WHAT TO PRODUCE -
Copy out, word for word, the lines beginning with the one that contains "brush-tool-icon[interactable]: ✎ <box>20" and running through the one that contains "edge-icon[interactable] <box>101 467", both included.

Records of where elements appear
++++++

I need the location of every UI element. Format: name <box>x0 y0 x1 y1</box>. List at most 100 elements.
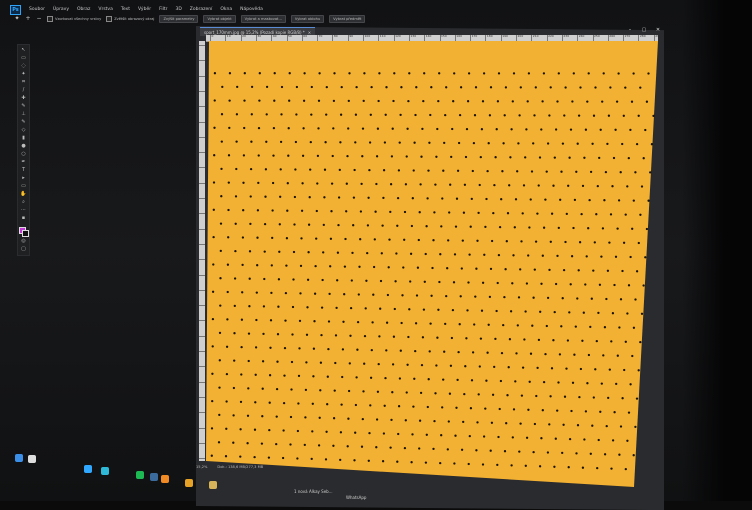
brush-tool-icon[interactable]: ✎ <box>20 104 27 109</box>
marquee-tool-icon[interactable]: ▭ <box>20 56 27 61</box>
menu-upravy[interactable]: Úpravy <box>53 7 69 12</box>
grid-dot <box>586 100 589 103</box>
files-icon[interactable] <box>209 481 217 489</box>
screen-mode-icon[interactable]: ▢ <box>20 247 27 252</box>
close-tab-icon[interactable]: × <box>308 30 311 35</box>
enhance-edge-checkbox[interactable]: Zvětšit obrazový okraj <box>106 15 154 22</box>
edge-icon[interactable] <box>101 467 109 475</box>
grid-dot <box>278 250 281 253</box>
grid-dot <box>319 389 322 392</box>
grid-dot <box>257 154 260 157</box>
subtract-selection-icon[interactable]: − <box>36 15 42 22</box>
grid-dot <box>219 277 222 280</box>
taskbar-label-2[interactable]: Alkay Seb... <box>309 489 333 494</box>
ruler-tick <box>199 45 205 46</box>
default-colors-icon[interactable]: ▪ <box>20 216 27 221</box>
menu-okna[interactable]: Okna <box>220 7 232 12</box>
grid-dot <box>537 184 540 187</box>
grid-dot <box>250 113 253 116</box>
grid-dot <box>386 293 390 297</box>
menu-obraz[interactable]: Obraz <box>77 7 90 12</box>
path-select-icon[interactable]: ▸ <box>20 176 27 181</box>
gradient-tool-icon[interactable]: ▮ <box>20 136 27 141</box>
history-brush-icon[interactable]: ✎ <box>20 120 27 125</box>
grid-dot <box>627 156 630 160</box>
windows-start-icon[interactable] <box>15 454 23 462</box>
quick-select-icon[interactable]: ✦ <box>14 15 20 22</box>
photoshop-icon[interactable] <box>84 465 92 473</box>
grid-dot <box>340 85 343 89</box>
grid-dot <box>323 168 327 171</box>
select-subject-button[interactable]: Vybrat objekt <box>203 14 236 23</box>
menu-soubor[interactable]: Soubor <box>29 7 45 12</box>
taskbar-label-1[interactable]: 1 nová <box>294 489 308 494</box>
menu-zobrazeni[interactable]: Zobrazení <box>190 7 213 12</box>
vlc-icon[interactable] <box>161 475 169 483</box>
grid-dot <box>444 113 447 117</box>
stamp-tool-icon[interactable]: ⊥ <box>20 112 27 117</box>
menu-3d[interactable]: 3D <box>175 7 181 12</box>
dodge-tool-icon[interactable]: ○ <box>20 152 27 157</box>
lasso-tool-icon[interactable]: ◌ <box>20 64 27 69</box>
close-window-icon[interactable]: ✕ <box>654 27 662 33</box>
menu-text[interactable]: Text <box>121 7 130 12</box>
search-icon[interactable] <box>28 455 36 463</box>
healing-tool-icon[interactable]: ✚ <box>20 96 27 101</box>
eraser-tool-icon[interactable]: ◇ <box>20 128 27 133</box>
add-selection-icon[interactable]: + <box>25 15 31 22</box>
grid-dot <box>213 126 216 129</box>
grid-dot <box>370 348 373 352</box>
pen-tool-icon[interactable]: ✒ <box>20 160 27 165</box>
grid-dot <box>373 238 376 241</box>
grid-dot <box>227 154 231 157</box>
blur-tool-icon[interactable]: ● <box>20 144 27 149</box>
select-and-mask-button[interactable]: Vybrat a maskovat... <box>240 14 286 23</box>
menu-filtr[interactable]: Filtr <box>159 7 167 12</box>
grid-dot <box>279 168 282 171</box>
grid-dot <box>562 268 566 272</box>
taskbar-label-3[interactable]: WhatsApp <box>346 495 366 500</box>
zoom-tool-icon[interactable]: ⌕ <box>20 200 27 205</box>
grid-dot <box>369 376 373 379</box>
grid-dot <box>375 418 379 421</box>
image-canvas[interactable] <box>206 41 660 487</box>
chrome-icon[interactable] <box>185 479 193 487</box>
grid-dot <box>409 280 412 283</box>
grid-dot <box>319 361 323 364</box>
grid-dot <box>631 227 634 230</box>
quick-mask-icon[interactable]: ◎ <box>20 239 27 244</box>
grid-dot <box>645 227 649 231</box>
grid-dot <box>640 185 644 188</box>
menu-napoveda[interactable]: Nápověda <box>240 7 263 12</box>
option-button-1[interactable]: Zvýšit parametry <box>159 14 199 23</box>
eyedropper-tool-icon[interactable]: / <box>20 88 27 93</box>
grid-dot <box>561 142 565 145</box>
menu-vrstva[interactable]: Vrstva <box>98 7 112 12</box>
grid-dot <box>614 255 618 258</box>
grid-dot <box>226 318 229 321</box>
minimize-icon[interactable]: – <box>626 27 634 33</box>
grid-dot <box>503 295 506 299</box>
type-tool-icon[interactable]: T <box>20 168 27 173</box>
grid-dot <box>568 311 571 314</box>
move-tool-icon[interactable]: ↖ <box>20 48 27 53</box>
sample-all-layers-checkbox[interactable]: Vzorkovat všechny vrstvy <box>47 15 101 22</box>
crop-tool-icon[interactable]: ⌗ <box>20 80 27 85</box>
grid-dot <box>496 281 499 285</box>
more-tools-icon[interactable]: ⋯ <box>20 208 27 213</box>
hand-tool-icon[interactable]: ✋ <box>20 192 27 197</box>
steam-icon[interactable] <box>150 473 158 481</box>
background-color-swatch[interactable] <box>22 230 29 237</box>
select-object-button[interactable]: Vybrat předmět <box>329 14 366 23</box>
grid-dot <box>632 326 636 329</box>
shape-tool-icon[interactable]: ▭ <box>20 184 27 189</box>
spotify-icon[interactable] <box>136 471 144 479</box>
grid-dot <box>339 431 343 434</box>
grid-dot <box>516 170 519 173</box>
grid-dot <box>619 171 622 174</box>
vertical-ruler[interactable] <box>199 41 205 461</box>
menu-vyber[interactable]: Výběr <box>138 7 151 12</box>
maximize-icon[interactable]: ▢ <box>640 27 648 33</box>
select-sky-button[interactable]: Vybrat oblohu <box>290 14 325 23</box>
quick-select-tool-icon[interactable]: ✦ <box>20 72 27 77</box>
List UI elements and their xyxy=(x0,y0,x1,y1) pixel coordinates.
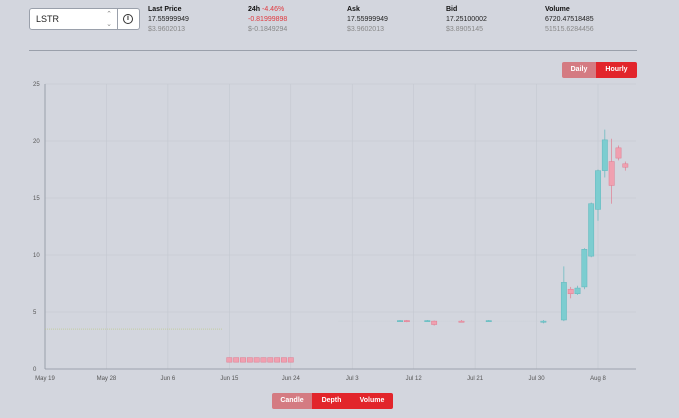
candle-body xyxy=(560,282,567,321)
candle-body xyxy=(608,161,615,186)
candle-body xyxy=(240,357,246,363)
candlestick-chart: 0 5 10 15 20 25 May 19 May 28 Jun 6 Jun 15 Jun 24… xyxy=(33,82,636,382)
y-tick-label: 0 xyxy=(33,367,37,373)
candle-body xyxy=(567,288,574,295)
x-tick-label: Aug 8 xyxy=(590,376,606,382)
candle-body xyxy=(574,287,581,295)
candle-series xyxy=(226,129,629,363)
candle-body xyxy=(246,357,253,363)
candle-body xyxy=(281,357,287,363)
candle-body xyxy=(622,163,629,168)
candle-body xyxy=(581,249,588,288)
candle-body xyxy=(424,320,431,322)
candle-body xyxy=(595,170,601,210)
candle-body xyxy=(601,139,608,171)
x-tick-label: Jul 30 xyxy=(529,376,546,382)
x-tick-label: Jul 3 xyxy=(346,376,359,382)
x-tick-label: Jun 24 xyxy=(282,376,301,382)
x-tick-label: Jun 15 xyxy=(220,376,239,382)
candle-body xyxy=(274,357,281,363)
volume-button[interactable]: Volume xyxy=(351,393,393,409)
x-axis: May 19 May 28 Jun 6 Jun 15 Jun 24 Jul 3 Jul 12… xyxy=(35,368,636,382)
candle-body xyxy=(287,357,294,363)
y-tick-label: 20 xyxy=(33,139,40,145)
candle-body xyxy=(226,357,233,363)
x-tick-label: Jun 6 xyxy=(161,376,176,382)
depth-button[interactable]: Depth xyxy=(312,393,351,409)
chart-grid xyxy=(44,83,636,370)
candle-button[interactable]: Candle xyxy=(272,393,312,409)
candle-body xyxy=(588,203,595,257)
candle-body xyxy=(458,320,465,323)
y-tick-label: 15 xyxy=(33,196,40,202)
candle-body xyxy=(431,320,438,325)
candle-body xyxy=(540,320,547,323)
candle-body xyxy=(485,320,492,322)
x-tick-label: May 19 xyxy=(35,376,55,382)
view-toggle: Candle Depth Volume xyxy=(272,393,393,409)
candle-body xyxy=(253,357,260,363)
y-tick-label: 25 xyxy=(33,82,40,88)
candle-body xyxy=(233,357,240,363)
candle-body xyxy=(615,147,622,159)
x-tick-label: Jul 12 xyxy=(406,376,423,382)
x-tick-label: Jul 21 xyxy=(467,376,484,382)
candle-body xyxy=(267,357,274,363)
candle-body xyxy=(397,320,403,322)
flat-price-line xyxy=(45,320,551,330)
candle-body xyxy=(260,357,267,363)
candle-body xyxy=(403,320,410,322)
y-tick-label: 5 xyxy=(33,310,37,316)
x-tick-label: May 28 xyxy=(97,376,117,382)
y-tick-label: 10 xyxy=(33,253,40,259)
y-axis: 0 5 10 15 20 25 xyxy=(33,82,46,373)
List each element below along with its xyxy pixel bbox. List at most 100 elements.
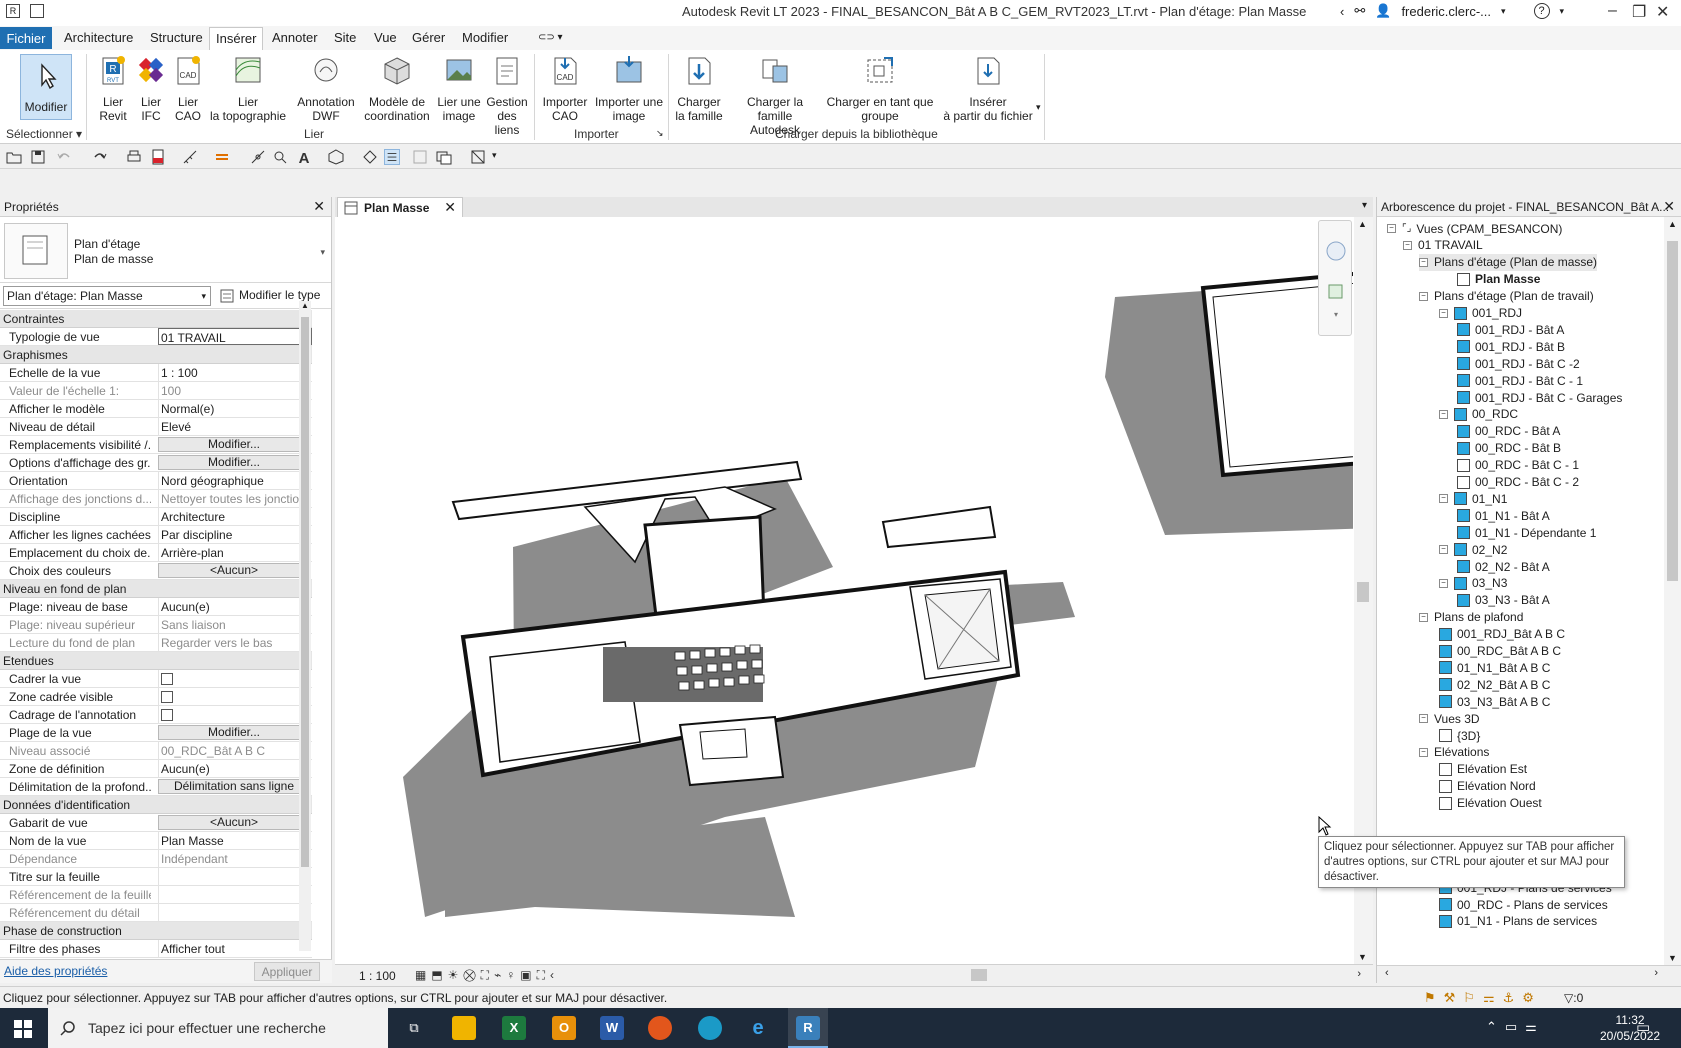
chevron-down-icon[interactable]: ▾ — [1560, 6, 1565, 17]
tree-item[interactable]: 001_RDJ - Bât A — [1457, 321, 1564, 338]
minimize-icon[interactable]: – — [1608, 2, 1617, 20]
section-phase[interactable]: Phase de construction⌃ — [0, 922, 312, 940]
tree-item[interactable]: Elévation Nord — [1439, 778, 1536, 795]
close-hidden-windows-icon[interactable] — [412, 149, 428, 165]
color-scheme-button[interactable]: <Aucun> — [158, 563, 310, 578]
tab-architecture[interactable]: Architecture — [58, 29, 139, 46]
spot-elevation-icon[interactable] — [250, 149, 266, 165]
manage-links-button[interactable]: Gestion des liens — [484, 54, 530, 137]
type-selector[interactable]: Plan d'étage Plan de masse ▾ — [0, 217, 331, 283]
link-image-button[interactable]: Lier une image — [436, 54, 482, 123]
tree-item[interactable]: 01_N1 - Dépendante 1 — [1457, 524, 1596, 541]
drawing-canvas[interactable] — [335, 217, 1427, 964]
close-icon[interactable]: ✕ — [444, 199, 456, 216]
view-scale[interactable]: 1 : 100 — [359, 969, 396, 983]
restore-icon[interactable]: ❐ — [1632, 2, 1646, 22]
tree-item[interactable]: 001_RDJ_Bât A B C — [1439, 626, 1565, 643]
word-icon[interactable]: W — [600, 1016, 624, 1040]
view-control-icons[interactable]: ▦⬒☀⛒⛶⌁♀▣⛶‹ — [415, 968, 559, 983]
collapse-icon[interactable]: − — [1439, 409, 1448, 419]
tree-item[interactable]: − 001_RDJ — [1439, 305, 1522, 322]
annotation-dwf-button[interactable]: Annotation DWF — [294, 54, 358, 123]
typologie-value[interactable]: 01 TRAVAIL — [158, 328, 312, 345]
steering-wheel-icon[interactable] — [1326, 241, 1346, 261]
tree-item[interactable]: 00_RDC - Bât C - 2 — [1457, 474, 1579, 491]
coordination-model-button[interactable]: Modèle de coordination — [362, 54, 432, 123]
section-graphismes[interactable]: Graphismes⌃ — [0, 346, 312, 364]
tree-item[interactable]: 00_RDC - Bât A — [1457, 423, 1560, 440]
tab-structure[interactable]: Structure — [144, 29, 209, 46]
tree-item[interactable]: 001_RDJ - Bât C -2 — [1457, 355, 1580, 372]
instance-filter-select[interactable]: Plan d'étage: Plan Masse ▾ — [3, 286, 211, 306]
print-icon[interactable] — [126, 149, 142, 165]
load-autodesk-family-button[interactable]: Charger la famille Autodesk — [728, 54, 822, 137]
visibility-modify-button[interactable]: Modifier... — [158, 437, 310, 452]
tree-item[interactable]: 001_RDJ - Bât B — [1457, 338, 1565, 355]
chevron-down-icon[interactable]: ▾ — [320, 247, 325, 258]
tree-item[interactable]: − ⌜⌟ Vues (CPAM_BESANCON) — [1387, 220, 1562, 237]
tree-item[interactable]: 00_RDC - Bât C - 1 — [1457, 457, 1579, 474]
help-icon[interactable]: ? — [1533, 3, 1550, 19]
close-icon[interactable]: ✕ — [1663, 198, 1675, 215]
user-icon[interactable]: 👤 — [1375, 3, 1391, 19]
customize-toolbar-icon[interactable]: ▾ — [492, 150, 497, 161]
zoom-icon[interactable] — [1328, 284, 1343, 299]
collapse-icon[interactable]: − — [1419, 291, 1428, 301]
collapse-icon[interactable]: − — [1419, 747, 1428, 757]
section-icon[interactable] — [362, 149, 378, 165]
tree-item[interactable]: 00_RDC_Bât A B C — [1439, 643, 1561, 660]
view-cube-icon[interactable] — [470, 149, 486, 165]
tab-annoter[interactable]: Annoter — [266, 29, 324, 46]
view-template-button[interactable]: <Aucun> — [158, 815, 310, 830]
collapse-icon[interactable]: − — [1419, 714, 1428, 724]
tab-site[interactable]: Site — [328, 29, 362, 46]
system-tray-icons[interactable]: ⌃▭⚌ — [1486, 1019, 1545, 1035]
depth-clipping-button[interactable]: Délimitation sans ligne — [158, 779, 310, 794]
binoculars-icon[interactable]: ⚯ — [1354, 3, 1365, 19]
tree-item[interactable]: 001_RDJ - Bât C - Garages — [1457, 389, 1622, 406]
task-view-icon[interactable]: ⧉ — [402, 1016, 426, 1040]
link-revit-button[interactable]: R RVT Lier Revit — [92, 54, 134, 123]
chevron-down-icon[interactable]: ▾ — [1036, 102, 1041, 113]
tab-plan-masse[interactable]: Plan Masse ✕ — [337, 197, 463, 217]
browser-horizontal-scrollbar[interactable]: ‹ › — [1377, 965, 1681, 983]
tab-fichier[interactable]: Fichier — [0, 27, 52, 49]
switch-windows-icon[interactable] — [436, 149, 452, 165]
annotation-crop-checkbox[interactable] — [161, 709, 173, 721]
import-image-button[interactable]: Importer une image — [592, 54, 666, 123]
select-group-label[interactable]: Sélectionner ▾ — [6, 127, 82, 141]
close-icon[interactable]: ✕ — [1656, 2, 1669, 22]
internet-explorer-icon[interactable]: e — [746, 1016, 770, 1040]
file-explorer-icon[interactable] — [452, 1016, 476, 1040]
tree-item[interactable]: − Vues 3D — [1419, 710, 1480, 727]
properties-help-link[interactable]: Aide des propriétés — [4, 964, 107, 978]
tag-icon[interactable] — [272, 149, 288, 165]
tab-menu-icon[interactable]: ▾ — [1362, 200, 1367, 211]
excel-icon[interactable]: X — [502, 1016, 526, 1040]
revit-app-icon[interactable]: R — [6, 4, 20, 18]
collapse-icon[interactable]: − — [1439, 308, 1448, 318]
apply-button[interactable]: Appliquer — [254, 962, 320, 981]
site-plan-drawing[interactable] — [335, 217, 1427, 964]
firefox-icon[interactable] — [648, 1016, 672, 1040]
filter-icon[interactable]: ▽:0 — [1564, 991, 1583, 1005]
scroll-right-icon[interactable]: › — [1357, 968, 1361, 980]
crop-view-checkbox[interactable] — [161, 673, 173, 685]
save-icon[interactable] — [30, 149, 46, 165]
tree-item[interactable]: 00_RDC - Bât B — [1457, 440, 1561, 457]
tree-item[interactable]: Elévation Est — [1439, 761, 1527, 778]
graphic-display-modify-button[interactable]: Modifier... — [158, 455, 310, 470]
browser-scrollbar[interactable]: ▲ ▼ — [1664, 217, 1681, 965]
selection-filter-icons[interactable]: ⚑⚒⚐⚎⚓⚙ — [1424, 990, 1542, 1006]
text-icon[interactable]: A — [296, 149, 312, 165]
section-contraintes[interactable]: Contraintes⌃ — [0, 310, 312, 328]
measure-icon[interactable] — [182, 149, 198, 165]
collapse-icon[interactable]: − — [1439, 578, 1448, 588]
view-range-modify-button[interactable]: Modifier... — [158, 725, 310, 740]
import-cad-button[interactable]: CAD Importer CAO — [538, 54, 592, 123]
back-arrow-icon[interactable]: ‹ — [1340, 4, 1344, 19]
collapse-icon[interactable]: − — [1419, 257, 1428, 267]
tree-item[interactable]: − 01_N1 — [1439, 490, 1507, 507]
taskbar-search[interactable]: Tapez ici pour effectuer une recherche — [48, 1008, 388, 1048]
pdf-export-icon[interactable] — [150, 149, 166, 165]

++++++

IN RESPONSE -
brush-tool-icon[interactable]: ✎ <box>20 104 27 109</box>
marquee-tool-icon[interactable]: ▭ <box>20 56 27 61</box>
menu-upravy[interactable]: Úpravy <box>53 7 69 12</box>
grid-dot <box>586 100 589 103</box>
files-icon[interactable] <box>209 481 217 489</box>
screen-mode-icon[interactable]: ▢ <box>20 247 27 252</box>
close-tab-icon[interactable]: × <box>308 30 311 35</box>
enhance-edge-checkbox[interactable]: Zvětšit obrazový okraj <box>106 15 154 22</box>
edge-icon[interactable] <box>101 467 109 475</box>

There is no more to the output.